DATA PROVIDED:
--- start ---

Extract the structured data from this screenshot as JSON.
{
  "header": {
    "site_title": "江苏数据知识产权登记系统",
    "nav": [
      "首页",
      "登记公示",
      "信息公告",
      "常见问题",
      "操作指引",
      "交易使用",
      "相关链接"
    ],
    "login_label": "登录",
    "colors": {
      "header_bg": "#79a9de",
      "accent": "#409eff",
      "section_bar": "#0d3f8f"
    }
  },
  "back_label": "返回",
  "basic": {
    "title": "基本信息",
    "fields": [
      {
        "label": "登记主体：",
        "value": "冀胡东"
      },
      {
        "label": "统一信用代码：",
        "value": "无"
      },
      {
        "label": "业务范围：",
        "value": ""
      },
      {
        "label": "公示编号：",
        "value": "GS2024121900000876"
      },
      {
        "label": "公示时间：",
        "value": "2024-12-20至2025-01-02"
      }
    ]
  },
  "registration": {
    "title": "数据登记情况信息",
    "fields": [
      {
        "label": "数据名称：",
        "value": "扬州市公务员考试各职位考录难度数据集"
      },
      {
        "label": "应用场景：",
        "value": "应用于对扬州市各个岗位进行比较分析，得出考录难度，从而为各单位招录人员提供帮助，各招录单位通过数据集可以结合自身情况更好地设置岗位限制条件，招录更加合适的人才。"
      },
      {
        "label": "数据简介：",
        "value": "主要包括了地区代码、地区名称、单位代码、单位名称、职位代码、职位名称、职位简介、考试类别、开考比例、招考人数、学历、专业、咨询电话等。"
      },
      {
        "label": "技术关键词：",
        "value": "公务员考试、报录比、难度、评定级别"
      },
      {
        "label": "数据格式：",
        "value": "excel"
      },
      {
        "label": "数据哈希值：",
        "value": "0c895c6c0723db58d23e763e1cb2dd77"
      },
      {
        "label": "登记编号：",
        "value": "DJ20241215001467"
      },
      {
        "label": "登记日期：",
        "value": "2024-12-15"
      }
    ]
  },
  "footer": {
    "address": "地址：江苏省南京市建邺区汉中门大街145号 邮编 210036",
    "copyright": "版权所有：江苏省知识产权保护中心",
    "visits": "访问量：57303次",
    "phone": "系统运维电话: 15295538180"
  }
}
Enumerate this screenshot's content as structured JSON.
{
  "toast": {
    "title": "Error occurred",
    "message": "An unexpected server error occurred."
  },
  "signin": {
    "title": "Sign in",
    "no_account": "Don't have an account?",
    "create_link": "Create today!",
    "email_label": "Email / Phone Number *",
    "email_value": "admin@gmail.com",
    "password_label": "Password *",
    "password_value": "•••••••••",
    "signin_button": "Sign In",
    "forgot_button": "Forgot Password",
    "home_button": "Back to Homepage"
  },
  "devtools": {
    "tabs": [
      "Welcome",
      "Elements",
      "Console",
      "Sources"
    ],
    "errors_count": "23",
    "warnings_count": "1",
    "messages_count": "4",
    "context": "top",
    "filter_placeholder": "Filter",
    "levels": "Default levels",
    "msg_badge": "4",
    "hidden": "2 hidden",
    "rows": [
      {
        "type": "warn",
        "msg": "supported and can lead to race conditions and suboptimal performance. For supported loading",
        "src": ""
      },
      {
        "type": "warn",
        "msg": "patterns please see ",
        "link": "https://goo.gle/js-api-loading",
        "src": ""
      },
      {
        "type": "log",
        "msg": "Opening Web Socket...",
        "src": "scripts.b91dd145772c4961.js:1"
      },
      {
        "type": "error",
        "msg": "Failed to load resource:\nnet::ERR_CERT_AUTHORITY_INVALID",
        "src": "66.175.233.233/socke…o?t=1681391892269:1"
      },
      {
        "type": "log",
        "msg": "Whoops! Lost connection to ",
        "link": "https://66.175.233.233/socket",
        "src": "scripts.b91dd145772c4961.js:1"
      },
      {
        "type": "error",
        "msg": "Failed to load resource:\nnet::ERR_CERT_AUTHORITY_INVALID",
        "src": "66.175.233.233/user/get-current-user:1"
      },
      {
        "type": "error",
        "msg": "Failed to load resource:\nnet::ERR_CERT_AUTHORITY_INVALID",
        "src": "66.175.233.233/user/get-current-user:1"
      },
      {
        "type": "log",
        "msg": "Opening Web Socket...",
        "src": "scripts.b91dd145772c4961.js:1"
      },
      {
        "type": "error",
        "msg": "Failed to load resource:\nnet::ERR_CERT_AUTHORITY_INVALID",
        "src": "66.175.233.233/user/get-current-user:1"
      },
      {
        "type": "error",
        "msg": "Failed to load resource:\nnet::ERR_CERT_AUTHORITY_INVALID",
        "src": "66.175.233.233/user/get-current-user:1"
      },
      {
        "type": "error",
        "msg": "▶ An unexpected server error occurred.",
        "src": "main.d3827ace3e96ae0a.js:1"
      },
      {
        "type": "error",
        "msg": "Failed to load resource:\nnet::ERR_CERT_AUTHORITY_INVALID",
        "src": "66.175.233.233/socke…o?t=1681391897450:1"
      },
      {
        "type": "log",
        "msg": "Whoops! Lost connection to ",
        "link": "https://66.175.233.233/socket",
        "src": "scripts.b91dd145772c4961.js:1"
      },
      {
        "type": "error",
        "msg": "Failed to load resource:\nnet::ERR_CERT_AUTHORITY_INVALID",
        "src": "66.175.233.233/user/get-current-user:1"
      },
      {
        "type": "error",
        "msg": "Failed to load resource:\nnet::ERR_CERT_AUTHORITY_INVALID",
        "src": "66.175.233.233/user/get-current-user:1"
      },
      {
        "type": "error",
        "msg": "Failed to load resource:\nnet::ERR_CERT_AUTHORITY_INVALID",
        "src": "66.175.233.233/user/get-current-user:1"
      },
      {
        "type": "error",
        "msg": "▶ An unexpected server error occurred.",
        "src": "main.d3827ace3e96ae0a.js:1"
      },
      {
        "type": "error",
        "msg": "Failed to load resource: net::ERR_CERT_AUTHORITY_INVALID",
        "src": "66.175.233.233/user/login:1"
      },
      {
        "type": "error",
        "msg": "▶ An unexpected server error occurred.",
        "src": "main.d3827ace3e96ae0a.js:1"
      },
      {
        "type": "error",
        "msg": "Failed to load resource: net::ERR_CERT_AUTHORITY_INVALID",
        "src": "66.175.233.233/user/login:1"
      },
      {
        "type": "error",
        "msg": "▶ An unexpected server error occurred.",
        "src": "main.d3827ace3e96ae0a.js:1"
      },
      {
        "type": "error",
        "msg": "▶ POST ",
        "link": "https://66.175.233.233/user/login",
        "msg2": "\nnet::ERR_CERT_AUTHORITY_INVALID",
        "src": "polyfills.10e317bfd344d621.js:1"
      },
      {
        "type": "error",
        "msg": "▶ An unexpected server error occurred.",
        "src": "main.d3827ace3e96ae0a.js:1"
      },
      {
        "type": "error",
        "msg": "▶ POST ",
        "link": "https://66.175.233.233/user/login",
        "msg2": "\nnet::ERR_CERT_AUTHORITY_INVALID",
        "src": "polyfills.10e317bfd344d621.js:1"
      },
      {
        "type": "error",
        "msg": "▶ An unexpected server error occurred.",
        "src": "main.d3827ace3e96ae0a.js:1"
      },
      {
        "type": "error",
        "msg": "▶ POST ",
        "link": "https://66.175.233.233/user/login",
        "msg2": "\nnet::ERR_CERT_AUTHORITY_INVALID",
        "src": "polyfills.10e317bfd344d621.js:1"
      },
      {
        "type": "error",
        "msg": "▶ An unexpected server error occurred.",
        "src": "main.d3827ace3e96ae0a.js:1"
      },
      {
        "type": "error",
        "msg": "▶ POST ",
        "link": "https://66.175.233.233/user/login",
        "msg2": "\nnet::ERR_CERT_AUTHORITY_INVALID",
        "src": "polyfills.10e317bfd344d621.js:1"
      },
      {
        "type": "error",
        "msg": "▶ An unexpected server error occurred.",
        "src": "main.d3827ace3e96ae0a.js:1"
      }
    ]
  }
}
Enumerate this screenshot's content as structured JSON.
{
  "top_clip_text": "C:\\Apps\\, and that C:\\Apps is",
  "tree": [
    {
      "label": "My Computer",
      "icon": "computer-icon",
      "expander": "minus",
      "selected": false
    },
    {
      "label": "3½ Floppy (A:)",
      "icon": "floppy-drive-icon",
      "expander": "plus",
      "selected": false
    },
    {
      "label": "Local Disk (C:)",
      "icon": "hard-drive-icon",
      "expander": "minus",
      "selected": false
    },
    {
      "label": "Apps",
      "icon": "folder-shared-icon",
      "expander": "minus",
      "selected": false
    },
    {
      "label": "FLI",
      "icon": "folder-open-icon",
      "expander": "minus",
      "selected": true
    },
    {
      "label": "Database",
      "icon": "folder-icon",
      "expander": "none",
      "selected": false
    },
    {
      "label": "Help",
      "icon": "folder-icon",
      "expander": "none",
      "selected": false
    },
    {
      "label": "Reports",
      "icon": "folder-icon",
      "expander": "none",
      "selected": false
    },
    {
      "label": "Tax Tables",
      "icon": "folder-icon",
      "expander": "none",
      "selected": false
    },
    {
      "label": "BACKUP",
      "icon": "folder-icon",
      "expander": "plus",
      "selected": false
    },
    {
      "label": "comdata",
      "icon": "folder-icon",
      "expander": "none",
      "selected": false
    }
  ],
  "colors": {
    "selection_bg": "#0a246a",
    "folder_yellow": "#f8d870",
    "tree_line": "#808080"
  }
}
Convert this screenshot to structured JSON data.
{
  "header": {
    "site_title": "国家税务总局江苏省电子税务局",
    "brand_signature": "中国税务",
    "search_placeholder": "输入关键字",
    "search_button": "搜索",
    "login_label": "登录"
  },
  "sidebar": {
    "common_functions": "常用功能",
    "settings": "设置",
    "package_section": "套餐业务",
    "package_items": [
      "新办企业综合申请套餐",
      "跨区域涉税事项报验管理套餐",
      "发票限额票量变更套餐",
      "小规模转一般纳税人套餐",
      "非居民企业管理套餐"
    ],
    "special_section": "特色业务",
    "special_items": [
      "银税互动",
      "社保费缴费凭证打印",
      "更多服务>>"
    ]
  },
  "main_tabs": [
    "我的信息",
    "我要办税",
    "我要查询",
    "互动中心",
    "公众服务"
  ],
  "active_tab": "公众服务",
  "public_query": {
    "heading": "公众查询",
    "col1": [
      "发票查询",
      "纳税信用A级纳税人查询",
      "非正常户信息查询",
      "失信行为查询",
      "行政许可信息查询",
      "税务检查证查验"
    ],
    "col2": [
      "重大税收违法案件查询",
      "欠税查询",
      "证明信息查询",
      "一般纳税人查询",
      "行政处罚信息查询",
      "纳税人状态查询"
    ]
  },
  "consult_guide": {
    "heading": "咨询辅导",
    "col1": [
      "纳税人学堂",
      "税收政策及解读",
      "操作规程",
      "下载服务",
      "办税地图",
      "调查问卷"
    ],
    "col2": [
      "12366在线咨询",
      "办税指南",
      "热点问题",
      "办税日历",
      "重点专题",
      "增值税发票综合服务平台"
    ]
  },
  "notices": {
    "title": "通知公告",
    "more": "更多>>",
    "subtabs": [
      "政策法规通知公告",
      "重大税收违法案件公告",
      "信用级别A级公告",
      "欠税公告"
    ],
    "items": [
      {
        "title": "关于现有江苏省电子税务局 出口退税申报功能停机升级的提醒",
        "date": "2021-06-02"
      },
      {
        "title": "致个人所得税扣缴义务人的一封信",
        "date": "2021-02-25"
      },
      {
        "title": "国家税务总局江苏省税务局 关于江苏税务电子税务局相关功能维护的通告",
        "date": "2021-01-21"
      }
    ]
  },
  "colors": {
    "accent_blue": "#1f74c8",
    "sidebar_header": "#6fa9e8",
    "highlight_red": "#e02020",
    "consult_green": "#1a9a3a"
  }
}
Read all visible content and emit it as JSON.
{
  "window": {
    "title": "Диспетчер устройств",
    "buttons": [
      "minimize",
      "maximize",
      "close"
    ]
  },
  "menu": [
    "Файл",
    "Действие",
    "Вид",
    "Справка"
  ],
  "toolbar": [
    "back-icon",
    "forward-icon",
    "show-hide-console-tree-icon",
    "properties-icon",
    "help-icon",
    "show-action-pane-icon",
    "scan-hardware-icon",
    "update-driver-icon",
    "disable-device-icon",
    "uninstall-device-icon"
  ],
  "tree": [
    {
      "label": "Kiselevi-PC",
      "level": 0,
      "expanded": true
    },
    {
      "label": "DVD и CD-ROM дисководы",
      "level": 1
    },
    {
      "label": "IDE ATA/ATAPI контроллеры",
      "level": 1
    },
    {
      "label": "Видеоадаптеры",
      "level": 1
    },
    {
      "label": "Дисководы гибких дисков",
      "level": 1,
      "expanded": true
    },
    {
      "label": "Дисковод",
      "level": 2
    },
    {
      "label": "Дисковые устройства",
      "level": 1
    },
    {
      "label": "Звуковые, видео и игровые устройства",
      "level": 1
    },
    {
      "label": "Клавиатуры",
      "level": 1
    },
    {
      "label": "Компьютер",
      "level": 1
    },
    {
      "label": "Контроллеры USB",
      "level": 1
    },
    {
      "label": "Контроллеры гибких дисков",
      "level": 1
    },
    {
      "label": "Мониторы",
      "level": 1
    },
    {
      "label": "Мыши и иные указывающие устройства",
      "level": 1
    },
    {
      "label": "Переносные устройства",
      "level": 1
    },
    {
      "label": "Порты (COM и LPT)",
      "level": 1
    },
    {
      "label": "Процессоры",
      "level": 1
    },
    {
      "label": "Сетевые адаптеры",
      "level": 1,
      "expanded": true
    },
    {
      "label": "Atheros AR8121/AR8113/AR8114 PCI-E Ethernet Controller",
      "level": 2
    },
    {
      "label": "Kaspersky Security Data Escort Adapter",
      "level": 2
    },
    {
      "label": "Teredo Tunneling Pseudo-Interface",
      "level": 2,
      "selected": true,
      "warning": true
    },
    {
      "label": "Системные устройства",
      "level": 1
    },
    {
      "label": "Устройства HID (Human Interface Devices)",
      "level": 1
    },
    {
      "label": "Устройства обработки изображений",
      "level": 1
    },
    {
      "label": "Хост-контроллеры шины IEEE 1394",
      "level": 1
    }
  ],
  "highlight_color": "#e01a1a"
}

--- end ---

From the listing above, copy all lines holding the word "loading".

        "msg": "supported and can lead to race conditions and suboptimal performance. For supported loading",
        "link": "https://goo.gle/js-api-loading",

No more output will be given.